— START GIVEN RECORDS —
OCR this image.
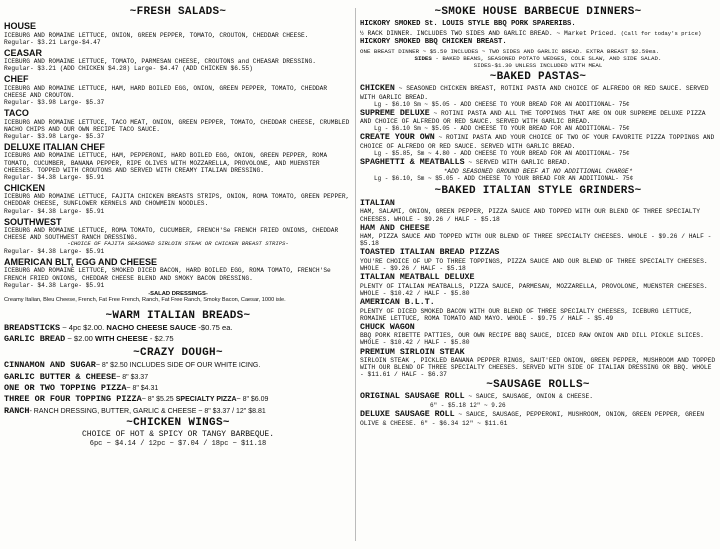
~FRESH SALADS~
HOUSE
ICEBURG AND ROMAINE LETTUCE, ONION, GREEN PEPPER, TOMATO, CROUTON, CHEDDAR CHEESE.
Regular- $3.21 Large-$4.47
CEASAR
ICEBURG AND ROMAINE LETTUCE, TOMATO, PARMESAN CHEESE, CROUTONS and CHEASAR DRESSING.
Regular- $3.21 (ADD CHICKEN $4.28) Large- $4.47 (ADD CHICKEN $6.55)
CHEF
ICEBURG AND ROMAINE LETTUCE, HAM, HARD BOILED EGG, ONION, GREEN PEPPER, TOMATO, CHEDDAR CHEESE AND CROUTON.
Regular- $3.98 Large- $5.37
TACO
ICEBURG AND ROMAINE LETTUCE, TACO MEAT, ONION, GREEN PEPPER, TOMATO, CHEDDAR CHEESE, CRUMBLED NACHO CHIPS AND OUR OWN RECIPE TACO SAUCE.
Regular- $3.98 Large- $5.37
DELUXE ITALIAN CHEF
ICEBURG AND ROMAINE LETTUCE, HAM, PEPPERONI, HARD BOILED EGG, ONION, GREEN PEPPER, ROMA TOMATO, CUCUMBER, BANANA PEPPER, RIPE OLIVES WITH MOZZARELLA, PROVOLONE, AND MUENSTER CHEESES. TOPPED WITH CROUTONS AND SERVED WITH CREAMY ITALIAN DRESSING.
Regular- $4.38 Large- $5.91
CHICKEN
ICEBURG AND ROMAINE LETTUCE, FAJITA CHICKEN BREASTS STRIPS, ONION, ROMA TOMATO, GREEN PEPPER, CHEDDAR CHEESE, SUNFLOWER KERNELS AND CHOWMEIN NOODLES.
Regular- $4.38 Large- $5.91
SOUTHWEST
ICEBURG AND ROMAINE LETTUCE, ROMA TOMATO, CUCUMBER, FRENCH'Se FRENCH FRIED ONIONS, CHEDDAR CHEESE AND SOUTHWEST RANCH DRESSING.
-CHOICE OF FAJITA SEASONED SIRLOIN STEAK OR CHICKEN BREAST STRIPS-
Regular- $4.38 Large- $5.91
AMERICAN BLT, EGG AND CHEESE
ICEBURG AND ROMAINE LETTUCE, SMOKED DICED BACON, HARD BOILED EGG, ROMA TOMATO, FRENCH'Se FRENCH FRIED ONIONS, CHEDDAR CHEESE BLEND AND SMOKY BACON DRESSING.
Regular- $4.38 Large- $5.91
-SALAD DRESSINGS-
Creamy Italian, Bleu Cheese, French, Fat Free French, Ranch, Fat Free Ranch, Smoky Bacon, Caesar, 1000 isle.
~WARM ITALIAN BREADS~
BREADSTICKS ~ 4pc $2.00. NACHO CHEESE SAUCE -$0.75 ea.
GARLIC BREAD ~ $2.00 WITH CHEESE - $2.75
~CRAZY DOUGH~
CINNAMON AND SUGAR~ 8" $2.50 INCLUDES SIDE OF OUR WHITE ICING.
GARLIC BUTTER & CHEESE~ 8" $3.37
ONE OR TWO TOPPING PIZZA~ 8" $4.31
THREE OR FOUR TOPPING PIZZA~ 8" $5.25 SPECIALTY PIZZA~ 8" $6.09
RANCH- RANCH DRESSING, BUTTER, GARLIC & CHEESE ~ 8" $3.37 / 12" $8.81
~CHICKEN WINGS~
CHOICE OF HOT & SPICY OR TANGY BARBEQUE.
6pc ~ $4.14 / 12pc ~ $7.04 / 18pc ~ $11.18
~SMOKE HOUSE BARBECUE DINNERS~
HICKORY SMOKED St. LOUIS STYLE BBQ PORK SPARERIBS.
½ RACK DINNER. INCLUDES TWO SIDES AND GARLIC BREAD. ~ Market Priced. (Call for today's price)
HICKORY SMOKED BBQ CHICKEN BREAST.
ONE BREAST DINNER ~ $5.59 INCLUDES ~ TWO SIDES AND GARLIC BREAD. EXTRA BREAST $2.59ea.
SIDES - BAKED BEANS, SEASONED POTATO WEDGES, COLE SLAW, AND SIDE SALAD.
SIDES-$1.30 UNLESS INCLUDED WITH MEAL
~BAKED PASTAS~
CHICKEN ~ SEASONED CHICKEN BREAST, ROTINI PASTA AND CHOICE OF ALFREDO OR RED SAUCE. SERVED WITH GARLIC BREAD.
Lg - $6.10 Sm ~ $5.05 - ADD CHEESE TO YOUR BREAD FOR AN ADDITIONAL- 75¢
SUPREME DELUXE ~ ROTINI PASTA AND ALL THE TOPPINGS THAT ARE ON OUR SUPREME DELUXE PIZZA AND CHOICE OF ALFREDO OR RED SAUCE. SERVED WITH GARLIC BREAD.
Lg - $6.10 Sm ~ $5.05 - ADD CHEESE TO YOUR BREAD FOR AN ADDITIONAL- 75¢
CREATE YOUR OWN ~ ROTINI PASTA AND YOUR CHOICE OF TWO OF YOUR FAVORITE PIZZA TOPPINGS AND CHOICE OF ALFREDO OR RED SAUCE. SERVED WITH GARLIC BREAD.
Lg - $5.85, Sm ~ 4.80 - ADD CHEESE TO YOUR BREAD FOR AN ADDITIONAL- 75¢
SPAGHETTI & MEATBALLS ~ SERVED WITH GARLIC BREAD.
*ADD SEASONED GROUND BEEF AT NO ADDITIONAL CHARGE*
Lg - $6.10, Sm ~ $5.05 - ADD CHEESE TO YOUR BREAD FOR AN ADDITIONAL- 75¢
~BAKED ITALIAN STYLE GRINDERS~
ITALIAN
HAM, SALAMI, ONION, GREEN PEPPER, PIZZA SAUCE AND TOPPED WITH OUR BLEND OF THREE SPECIALTY CHEESES. WHOLE - $9.26 / HALF - $5.18
HAM AND CHEESE
HAM, PIZZA SAUCE AND TOPPED WITH OUR BLEND OF THREE SPECIALTY CHEESES. WHOLE - $9.26 / HALF - $5.18
TOASTED ITALIAN BREAD PIZZAS
YOU'RE CHOICE OF UP TO THREE TOPPINGS, PIZZA SAUCE AND OUR BLEND OF THREE SPECIALTY CHEESES. WHOLE - $9.26 / HALF - $5.18
ITALIAN MEATBALL DELUXE
PLENTY OF ITALIAN MEATBALLS, PIZZA SAUCE, PARMESAN, MOZZARELLA, PROVOLONE, MUENSTER CHEESES. WHOLE - $10.42 / HALF - $5.80
AMERICAN B.L.T.
PLENTY OF DICED SMOKED BACON WITH OUR BLEND OF THREE SPECIALTY CHEESES, ICEBURG LETTUCE, ROMAINE LETTUCE, ROMA TOMATO AND MAYO. WHOLE - $9.75 / HALF - $5.49
CHUCK WAGON
BBQ PORK RIBETTE PATTIES, OUR OWN RECIPE BBQ SAUCE, DICED RAW ONION AND DILL PICKLE SLICES. WHOLE - $10.42 / HALF - $5.80
PREMIUM SIRLOIN STEAK
SIRLOIN STEAK , PICKLED BANANA PEPPER RINGS, SAUT'EED ONION, GREEN PEPPER, MUSHROOM AND TOPPED WITH OUR BLEND OF THREE SPECIALTY CHEESES. SERVED WITH SIDE OF ITALIAN DRESSING OR BBQ. WHOLE - $11.61 / HALF - $6.37
~SAUSAGE ROLLS~
ORIGINAL SAUSAGE ROLL ~ SAUCE, SAUSAGE, ONION & CHEESE.
6" - $5.18 12" ~ 9.26
DELUXE SAUSAGE ROLL ~ SAUCE, SAUSAGE, PEPPERONI, MUSHROOM, ONION, GREEN PEPPER, GREEN OLIVE & CHEESE. 6" - $6.34 12" ~ $11.61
— END GIVEN RECORDS —
* **YOUR OBJECTIVE**
Tally up the lines with the word "SOUTHWEST" in them, and answer with that number by itself.

* **REPLY TO THE EXERCISE**
2